= CONSIGNA 1 =
Responde, según el texto sobre el MPN:
(a) ¿Quién asumirá la conducción del partido a partir de septiembre?
(b) ¿Con qué expresión definió Álamo al MPN?
(c) ¿Qué lista se impuso en la elección interna?
= CONSIGNA 2 =
Reescribe el tramo del texto sobre el MPN que va desde "Álamo, hoy diputado" hasta "salida del poder.", sustituyendo "aliado clave" por "socio estratégico".

= FRAGMENTO DEL TEXTO =

El Movimiento Popular Neuquino abrirá una nueva etapa desde septiembre con la asunción de Gabriel Álamo al frente del partido. El recambio se produce después de la derrota electoral de 2023, que dejó al histórico sello provincial fuera del gobierno y lo empujó a revisar su estrategia política y su forma de vincularse con la actual gestión.
Álamo, hoy diputado provincial y referente de Primero Neuquén, sostuvo que la intención es acompañar la reelección de Rolando Figueroa y aportar a una etapa de mayor articulación. Definió al MPN como un “aliado clave” y buscó correrse de la lógica de confrontación que predominó en la interna partidaria tras la salida del poder.
La conducción partidaria quedó sellada en una elección interna en la que la lista Celeste y Blanca, encabezada por Álamo, se impuso con amplitud. La definición terminó de consolidar un liderazgo que ya venía ganando terreno dentro del espacio y que ahora procurará ordenar una estructura golpeada por la pérdida del control del Ejecutivo provincial.

(Entradas de datos)

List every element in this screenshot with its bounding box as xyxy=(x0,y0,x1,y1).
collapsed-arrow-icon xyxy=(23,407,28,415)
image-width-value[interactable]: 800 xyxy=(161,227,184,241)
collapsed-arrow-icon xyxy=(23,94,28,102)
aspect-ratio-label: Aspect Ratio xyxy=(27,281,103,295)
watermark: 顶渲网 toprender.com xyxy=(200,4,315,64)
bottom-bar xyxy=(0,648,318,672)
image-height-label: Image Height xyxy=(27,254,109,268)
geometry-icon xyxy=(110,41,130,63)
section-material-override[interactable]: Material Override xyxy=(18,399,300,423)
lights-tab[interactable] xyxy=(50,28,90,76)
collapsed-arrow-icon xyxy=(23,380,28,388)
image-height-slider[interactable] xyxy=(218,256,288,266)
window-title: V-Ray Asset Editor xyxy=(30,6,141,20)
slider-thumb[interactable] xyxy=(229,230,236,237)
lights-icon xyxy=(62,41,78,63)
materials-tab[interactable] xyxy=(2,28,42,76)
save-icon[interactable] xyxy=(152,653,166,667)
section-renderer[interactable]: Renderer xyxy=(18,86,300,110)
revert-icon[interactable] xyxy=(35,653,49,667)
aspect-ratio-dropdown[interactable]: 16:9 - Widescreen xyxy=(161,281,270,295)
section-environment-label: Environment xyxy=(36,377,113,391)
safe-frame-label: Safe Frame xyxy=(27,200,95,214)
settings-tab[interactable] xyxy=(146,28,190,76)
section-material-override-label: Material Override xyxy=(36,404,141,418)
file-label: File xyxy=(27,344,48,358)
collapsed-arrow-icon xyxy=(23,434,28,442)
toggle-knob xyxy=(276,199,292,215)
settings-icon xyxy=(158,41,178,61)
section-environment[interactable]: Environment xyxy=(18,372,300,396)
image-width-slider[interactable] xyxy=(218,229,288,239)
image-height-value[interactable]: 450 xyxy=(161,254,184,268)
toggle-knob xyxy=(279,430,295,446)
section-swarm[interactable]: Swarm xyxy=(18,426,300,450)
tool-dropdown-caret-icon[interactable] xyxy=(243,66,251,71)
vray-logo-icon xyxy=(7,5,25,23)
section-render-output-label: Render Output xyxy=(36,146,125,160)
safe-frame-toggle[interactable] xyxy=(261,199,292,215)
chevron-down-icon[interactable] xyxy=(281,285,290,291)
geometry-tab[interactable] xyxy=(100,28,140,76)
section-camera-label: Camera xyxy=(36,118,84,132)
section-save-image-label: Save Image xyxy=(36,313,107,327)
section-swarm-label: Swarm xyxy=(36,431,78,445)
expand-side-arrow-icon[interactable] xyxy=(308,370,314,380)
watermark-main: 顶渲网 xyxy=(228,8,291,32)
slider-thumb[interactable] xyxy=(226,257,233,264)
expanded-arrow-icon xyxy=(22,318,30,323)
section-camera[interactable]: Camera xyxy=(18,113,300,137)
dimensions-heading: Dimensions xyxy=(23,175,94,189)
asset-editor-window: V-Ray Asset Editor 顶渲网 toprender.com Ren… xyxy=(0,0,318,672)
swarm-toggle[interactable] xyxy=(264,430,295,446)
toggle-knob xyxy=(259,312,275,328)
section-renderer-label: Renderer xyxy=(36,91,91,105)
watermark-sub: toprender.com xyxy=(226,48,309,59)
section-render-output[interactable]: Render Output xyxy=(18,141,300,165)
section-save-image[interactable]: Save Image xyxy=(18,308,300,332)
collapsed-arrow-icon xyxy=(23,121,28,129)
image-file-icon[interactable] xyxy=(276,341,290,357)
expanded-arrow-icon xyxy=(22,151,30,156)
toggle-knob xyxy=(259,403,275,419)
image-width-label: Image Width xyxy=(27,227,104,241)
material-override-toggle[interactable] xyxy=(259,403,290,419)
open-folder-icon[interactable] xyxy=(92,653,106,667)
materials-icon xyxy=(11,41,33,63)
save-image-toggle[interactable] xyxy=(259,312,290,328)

= RESPUESTA 1 =
(a) Gabriel Álamo.
(b) Como un "aliado clave".
(c) La lista Celeste y Blanca.

= RESPUESTA 2 =
Álamo, hoy diputado provincial y referente de Primero Neuquén, sostuvo que la intención es acompañar la reelección de Rolando Figueroa y aportar a una etapa de mayor articulación. Definió al MPN como un “socio estratégico” y buscó correrse de la lógica de confrontación que predominó en la interna partidaria tras la salida del poder.